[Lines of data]
* * * * *
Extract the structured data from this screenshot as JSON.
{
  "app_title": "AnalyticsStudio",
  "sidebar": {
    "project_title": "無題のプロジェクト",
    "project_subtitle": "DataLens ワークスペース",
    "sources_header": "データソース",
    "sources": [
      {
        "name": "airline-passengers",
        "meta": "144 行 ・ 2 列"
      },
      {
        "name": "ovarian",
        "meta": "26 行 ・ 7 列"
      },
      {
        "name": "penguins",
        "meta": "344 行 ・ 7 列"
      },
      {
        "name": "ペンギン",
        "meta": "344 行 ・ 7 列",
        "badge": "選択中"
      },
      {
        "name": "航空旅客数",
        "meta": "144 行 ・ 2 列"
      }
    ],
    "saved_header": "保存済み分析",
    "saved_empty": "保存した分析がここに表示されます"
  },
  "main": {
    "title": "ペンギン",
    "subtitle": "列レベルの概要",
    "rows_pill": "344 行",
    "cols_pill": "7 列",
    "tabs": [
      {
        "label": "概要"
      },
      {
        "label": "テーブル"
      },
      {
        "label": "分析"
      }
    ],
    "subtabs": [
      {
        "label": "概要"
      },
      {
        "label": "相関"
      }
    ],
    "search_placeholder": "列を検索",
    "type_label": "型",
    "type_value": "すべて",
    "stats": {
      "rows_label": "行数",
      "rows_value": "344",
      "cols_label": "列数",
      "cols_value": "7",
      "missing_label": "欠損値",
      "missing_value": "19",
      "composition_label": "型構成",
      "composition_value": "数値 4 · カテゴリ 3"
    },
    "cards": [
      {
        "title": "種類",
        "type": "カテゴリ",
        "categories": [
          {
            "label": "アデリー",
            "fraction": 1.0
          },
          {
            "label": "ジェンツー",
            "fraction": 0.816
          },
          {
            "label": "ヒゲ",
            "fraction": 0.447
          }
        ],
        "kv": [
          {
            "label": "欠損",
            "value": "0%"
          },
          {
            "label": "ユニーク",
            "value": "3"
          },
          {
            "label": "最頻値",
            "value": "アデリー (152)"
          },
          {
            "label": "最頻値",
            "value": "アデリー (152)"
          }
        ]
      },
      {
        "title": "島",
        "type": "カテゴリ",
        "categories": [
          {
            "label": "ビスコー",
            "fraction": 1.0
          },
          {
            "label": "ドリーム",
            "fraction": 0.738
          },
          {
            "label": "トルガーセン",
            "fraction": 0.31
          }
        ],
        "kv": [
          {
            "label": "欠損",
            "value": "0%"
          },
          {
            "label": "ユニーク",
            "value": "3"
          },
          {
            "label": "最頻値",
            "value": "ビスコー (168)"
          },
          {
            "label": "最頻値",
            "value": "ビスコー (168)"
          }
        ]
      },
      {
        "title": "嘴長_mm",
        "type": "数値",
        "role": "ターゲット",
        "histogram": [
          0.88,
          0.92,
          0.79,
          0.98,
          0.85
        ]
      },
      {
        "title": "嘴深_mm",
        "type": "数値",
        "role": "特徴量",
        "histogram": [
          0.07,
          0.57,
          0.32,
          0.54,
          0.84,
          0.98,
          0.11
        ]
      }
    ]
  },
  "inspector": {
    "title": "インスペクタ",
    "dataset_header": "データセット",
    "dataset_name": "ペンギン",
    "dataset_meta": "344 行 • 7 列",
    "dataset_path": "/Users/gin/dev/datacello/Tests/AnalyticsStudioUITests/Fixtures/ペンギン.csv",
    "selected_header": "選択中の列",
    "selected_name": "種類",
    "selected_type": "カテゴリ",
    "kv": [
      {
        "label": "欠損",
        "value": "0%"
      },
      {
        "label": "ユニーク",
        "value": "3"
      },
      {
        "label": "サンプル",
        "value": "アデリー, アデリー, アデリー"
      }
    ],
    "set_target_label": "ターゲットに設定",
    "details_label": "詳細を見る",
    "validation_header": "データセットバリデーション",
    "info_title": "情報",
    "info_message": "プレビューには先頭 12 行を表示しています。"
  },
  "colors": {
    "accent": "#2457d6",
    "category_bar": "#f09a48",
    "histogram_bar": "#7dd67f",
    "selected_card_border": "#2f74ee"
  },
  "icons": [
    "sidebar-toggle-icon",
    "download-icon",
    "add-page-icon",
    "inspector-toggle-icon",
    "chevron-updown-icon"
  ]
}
* * * * *
The records above should be repeated in full, exactly as given.

Extract the structured data from this screenshot as JSON.
{
  "app_title": "AnalyticsStudio",
  "sidebar": {
    "project_title": "無題のプロジェクト",
    "project_subtitle": "DataLens ワークスペース",
    "sources_header": "データソース",
    "sources": [
      {
        "name": "airline-passengers",
        "meta": "144 行 ・ 2 列"
      },
      {
        "name": "ovarian",
        "meta": "26 行 ・ 7 列"
      },
      {
        "name": "penguins",
        "meta": "344 行 ・ 7 列"
      },
      {
        "name": "ペンギン",
        "meta": "344 行 ・ 7 列",
        "badge": "選択中"
      },
      {
        "name": "航空旅客数",
        "meta": "144 行 ・ 2 列"
      }
    ],
    "saved_header": "保存済み分析",
    "saved_empty": "保存した分析がここに表示されます"
  },
  "main": {
    "title": "ペンギン",
    "subtitle": "列レベルの概要",
    "rows_pill": "344 行",
    "cols_pill": "7 列",
    "tabs": [
      {
        "label": "概要"
      },
      {
        "label": "テーブル"
      },
      {
        "label": "分析"
      }
    ],
    "subtabs": [
      {
        "label": "概要"
      },
      {
        "label": "相関"
      }
    ],
    "search_placeholder": "列を検索",
    "type_label": "型",
    "type_value": "すべて",
    "stats": {
      "rows_label": "行数",
      "rows_value": "344",
      "cols_label": "列数",
      "cols_value": "7",
      "missing_label": "欠損値",
      "missing_value": "19",
      "composition_label": "型構成",
      "composition_value": "数値 4 · カテゴリ 3"
    },
    "cards": [
      {
        "title": "種類",
        "type": "カテゴリ",
        "categories": [
          {
            "label": "アデリー",
            "fraction": 1.0
          },
          {
            "label": "ジェンツー",
            "fraction": 0.816
          },
          {
            "label": "ヒゲ",
            "fraction": 0.447
          }
        ],
        "kv": [
          {
            "label": "欠損",
            "value": "0%"
          },
          {
            "label": "ユニーク",
            "value": "3"
          },
          {
            "label": "最頻値",
            "value": "アデリー (152)"
          },
          {
            "label": "最頻値",
            "value": "アデリー (152)"
          }
        ]
      },
      {
        "title": "島",
        "type": "カテゴリ",
        "categories": [
          {
            "label": "ビスコー",
            "fraction": 1.0
          },
          {
            "label": "ドリーム",
            "fraction": 0.738
          },
          {
            "label": "トルガーセン",
            "fraction": 0.31
          }
        ],
        "kv": [
          {
            "label": "欠損",
            "value": "0%"
          },
          {
            "label": "ユニーク",
            "value": "3"
          },
          {
            "label": "最頻値",
            "value": "ビスコー (168)"
          },
          {
            "label": "最頻値",
            "value": "ビスコー (168)"
          }
        ]
      },
      {
        "title": "嘴長_mm",
        "type": "数値",
        "role": "ターゲット",
        "histogram": [
          0.88,
          0.92,
          0.79,
          0.98,
          0.85
        ]
      },
      {
        "title": "嘴深_mm",
        "type": "数値",
        "role": "特徴量",
        "histogram": [
          0.07,
          0.57,
          0.32,
          0.54,
          0.84,
          0.98,
          0.11
        ]
      }
    ]
  },
  "inspector": {
    "title": "インスペクタ",
    "dataset_header": "データセット",
    "dataset_name": "ペンギン",
    "dataset_meta": "344 行 • 7 列",
    "dataset_path": "/Users/gin/dev/datacello/Tests/AnalyticsStudioUITests/Fixtures/ペンギン.csv",
    "selected_header": "選択中の列",
    "selected_name": "種類",
    "selected_type": "カテゴリ",
    "kv": [
      {
        "label": "欠損",
        "value": "0%"
      },
      {
        "label": "ユニーク",
        "value": "3"
      },
      {
        "label": "サンプル",
        "value": "アデリー, アデリー, アデリー"
      }
    ],
    "set_target_label": "ターゲットに設定",
    "details_label": "詳細を見る",
    "validation_header": "データセットバリデーション",
    "info_title": "情報",
    "info_message": "プレビューには先頭 12 行を表示しています。"
  },
  "colors": {
    "accent": "#2457d6",
    "category_bar": "#f09a48",
    "histogram_bar": "#7dd67f",
    "selected_card_border": "#2f74ee"
  },
  "icons": [
    "sidebar-toggle-icon",
    "download-icon",
    "add-page-icon",
    "inspector-toggle-icon",
    "chevron-updown-icon"
  ]
}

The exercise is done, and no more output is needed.